§ **Data listing**:
------------------------------------------------------------------------
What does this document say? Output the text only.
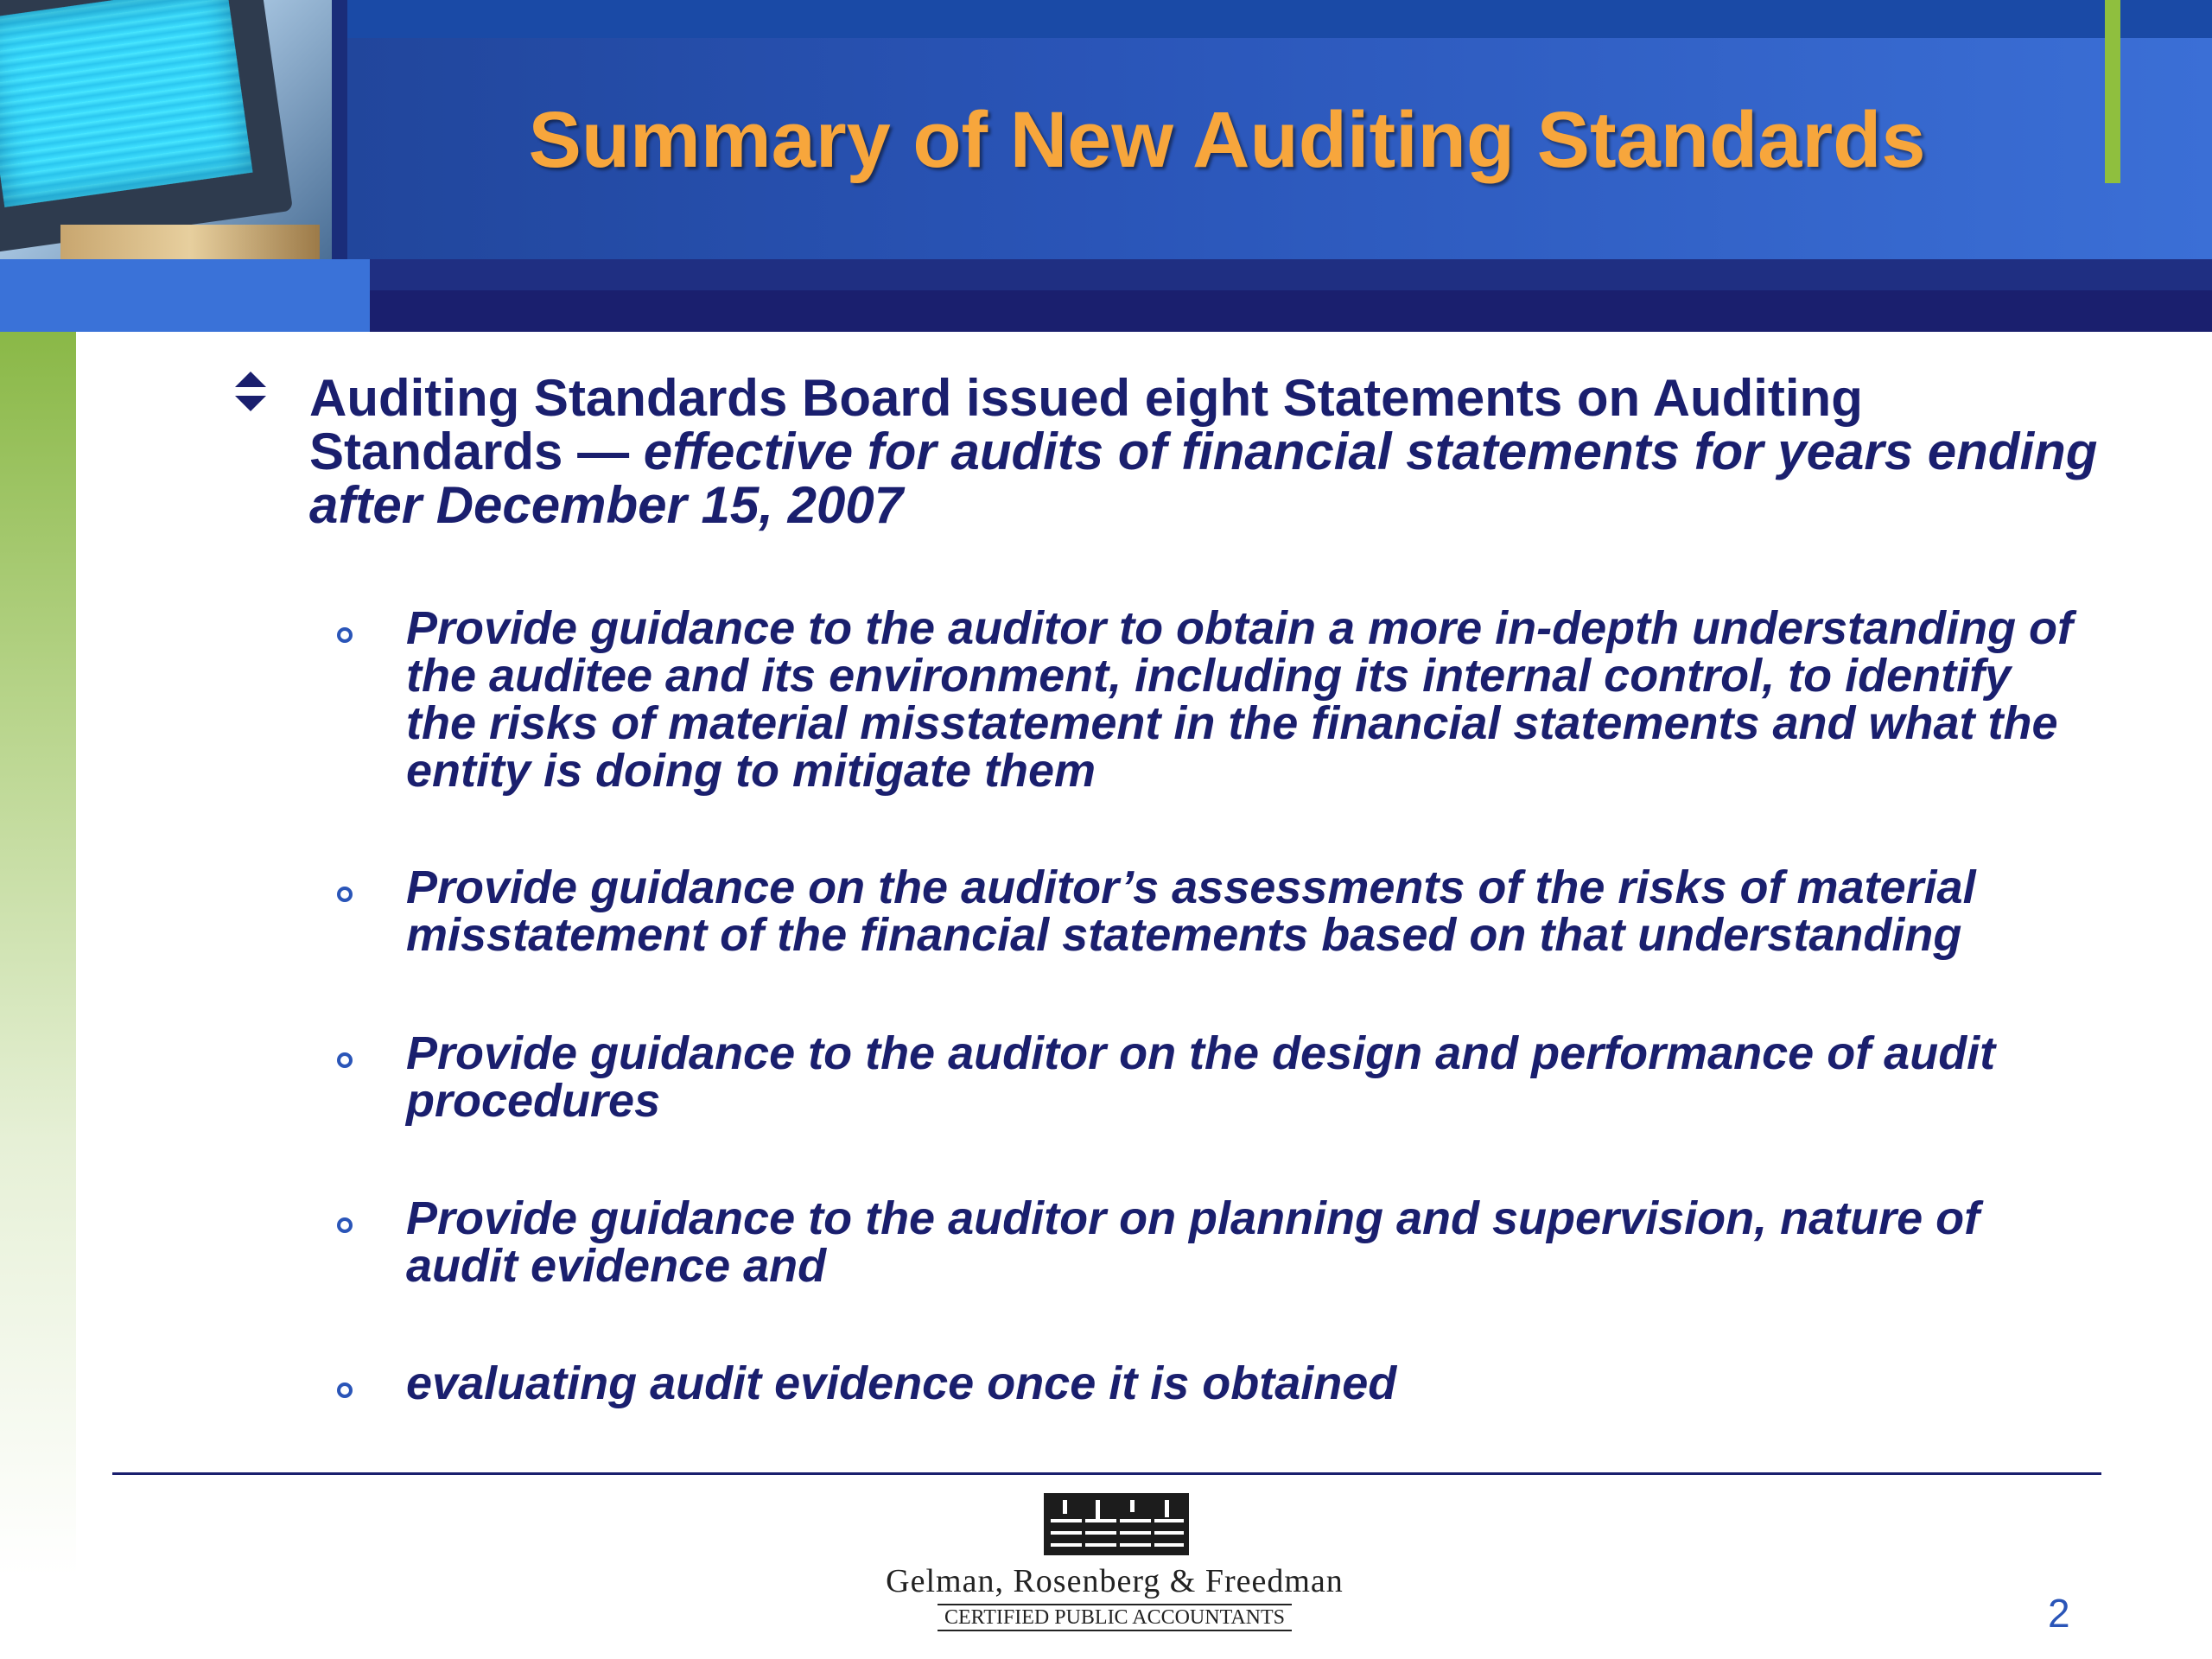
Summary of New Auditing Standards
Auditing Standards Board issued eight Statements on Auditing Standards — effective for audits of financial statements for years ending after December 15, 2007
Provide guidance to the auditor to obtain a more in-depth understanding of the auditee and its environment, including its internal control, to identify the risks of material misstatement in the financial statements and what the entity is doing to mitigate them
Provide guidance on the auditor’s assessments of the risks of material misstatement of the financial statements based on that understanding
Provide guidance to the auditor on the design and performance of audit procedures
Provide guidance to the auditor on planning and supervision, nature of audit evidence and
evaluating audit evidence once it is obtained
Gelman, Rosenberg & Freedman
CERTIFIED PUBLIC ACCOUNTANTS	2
------------------------------------------------------------------------
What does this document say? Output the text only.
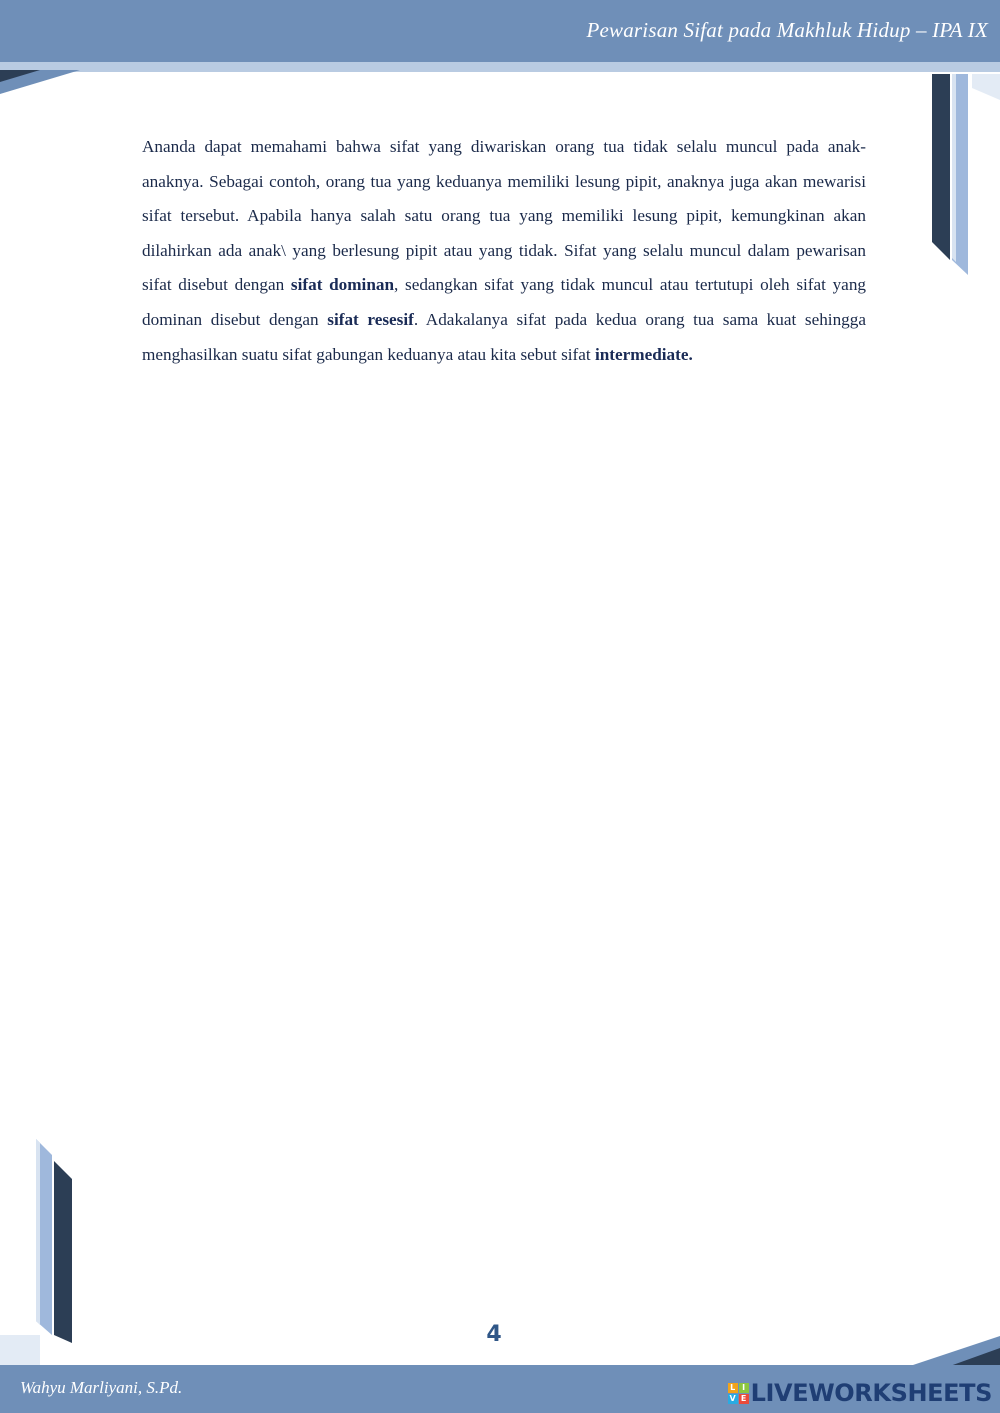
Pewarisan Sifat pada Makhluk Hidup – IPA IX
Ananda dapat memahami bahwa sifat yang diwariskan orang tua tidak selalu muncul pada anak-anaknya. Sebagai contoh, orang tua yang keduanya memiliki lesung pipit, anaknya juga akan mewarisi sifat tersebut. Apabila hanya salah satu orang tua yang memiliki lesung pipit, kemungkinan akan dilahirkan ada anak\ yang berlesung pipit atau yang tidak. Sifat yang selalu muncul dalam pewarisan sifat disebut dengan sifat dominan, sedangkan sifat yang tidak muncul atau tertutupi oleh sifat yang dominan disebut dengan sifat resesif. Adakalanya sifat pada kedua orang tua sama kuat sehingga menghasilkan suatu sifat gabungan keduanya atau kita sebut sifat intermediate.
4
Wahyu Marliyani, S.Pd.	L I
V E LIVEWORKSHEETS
------------------------------------------------------------------------
§ **Task directions**:
Count the lines in the records above that hold the word "Provide", and give only that number.

§ **Task output**:
4